_Information supplied_.

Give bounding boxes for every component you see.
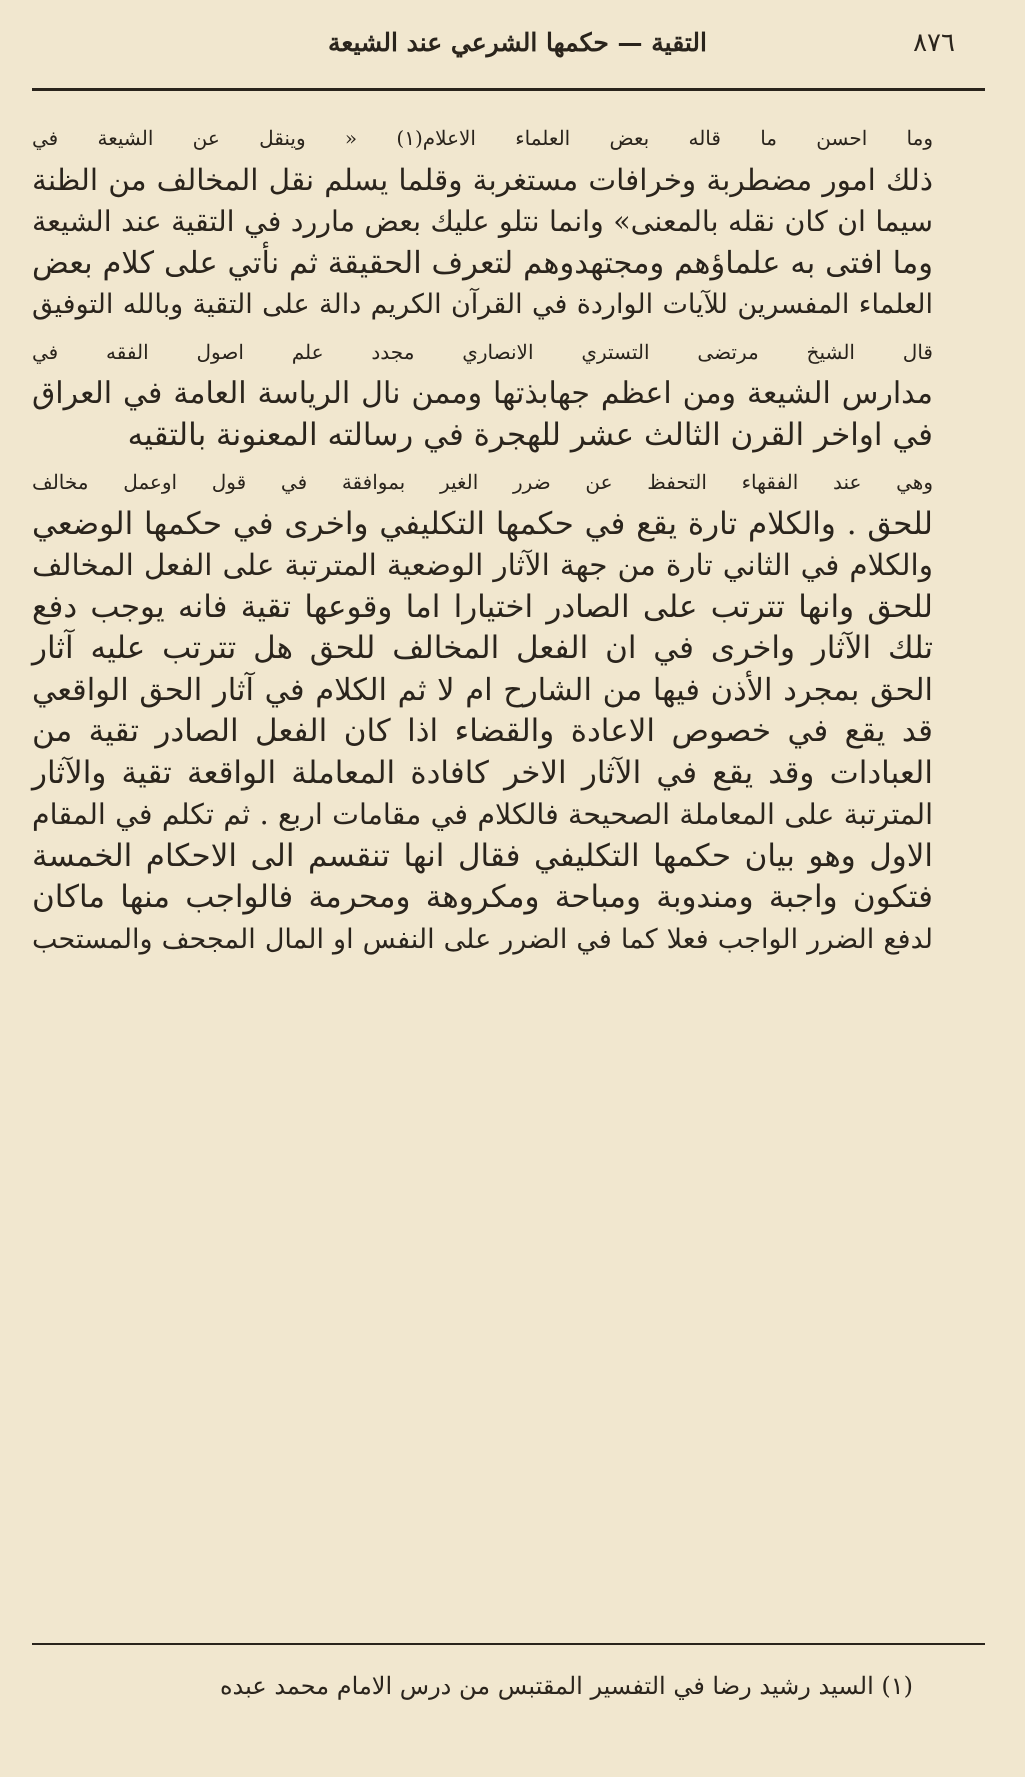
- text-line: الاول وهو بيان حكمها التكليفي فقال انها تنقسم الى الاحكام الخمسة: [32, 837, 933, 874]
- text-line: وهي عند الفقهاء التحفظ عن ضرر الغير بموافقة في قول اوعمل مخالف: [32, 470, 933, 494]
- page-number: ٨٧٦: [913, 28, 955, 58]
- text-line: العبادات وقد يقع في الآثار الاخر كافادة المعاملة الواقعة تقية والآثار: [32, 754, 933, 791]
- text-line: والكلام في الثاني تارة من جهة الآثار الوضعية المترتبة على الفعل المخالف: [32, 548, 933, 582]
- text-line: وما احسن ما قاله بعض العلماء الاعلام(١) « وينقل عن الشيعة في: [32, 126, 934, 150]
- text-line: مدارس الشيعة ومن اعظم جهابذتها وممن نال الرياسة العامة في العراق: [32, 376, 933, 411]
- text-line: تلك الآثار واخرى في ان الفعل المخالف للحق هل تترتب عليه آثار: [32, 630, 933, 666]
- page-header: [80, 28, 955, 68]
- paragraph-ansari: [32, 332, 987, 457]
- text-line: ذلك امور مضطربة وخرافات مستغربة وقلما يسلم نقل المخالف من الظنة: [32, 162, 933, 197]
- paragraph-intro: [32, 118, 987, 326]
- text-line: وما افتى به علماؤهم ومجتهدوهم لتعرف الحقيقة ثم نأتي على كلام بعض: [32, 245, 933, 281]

_Exercise aim_. Update the items starting at the line that contains "- text-line: الاول" and ending at the end of the items by changing "text-line" to "line" everywhere it appears. Write out only those lines, with everything else left unchanged.

_Complete response_.
- line: الاول وهو بيان حكمها التكليفي فقال انها تنقسم الى الاحكام الخمسة: [32, 837, 933, 874]
- line: وهي عند الفقهاء التحفظ عن ضرر الغير بموافقة في قول اوعمل مخالف: [32, 470, 933, 494]
- page-number: ٨٧٦: [913, 28, 955, 58]
- line: العبادات وقد يقع في الآثار الاخر كافادة المعاملة الواقعة تقية والآثار: [32, 754, 933, 791]
- line: والكلام في الثاني تارة من جهة الآثار الوضعية المترتبة على الفعل المخالف: [32, 548, 933, 582]
- line: وما احسن ما قاله بعض العلماء الاعلام(١) « وينقل عن الشيعة في: [32, 126, 934, 150]
- line: مدارس الشيعة ومن اعظم جهابذتها وممن نال الرياسة العامة في العراق: [32, 376, 933, 411]
- line: تلك الآثار واخرى في ان الفعل المخالف للحق هل تترتب عليه آثار: [32, 630, 933, 666]
- page-header: [80, 28, 955, 68]
- paragraph-ansari: [32, 332, 987, 457]
- line: ذلك امور مضطربة وخرافات مستغربة وقلما يسلم نقل المخالف من الظنة: [32, 162, 933, 197]
- paragraph-intro: [32, 118, 987, 326]
- line: وما افتى به علماؤهم ومجتهدوهم لتعرف الحقيقة ثم نأتي على كلام بعض: [32, 245, 933, 281]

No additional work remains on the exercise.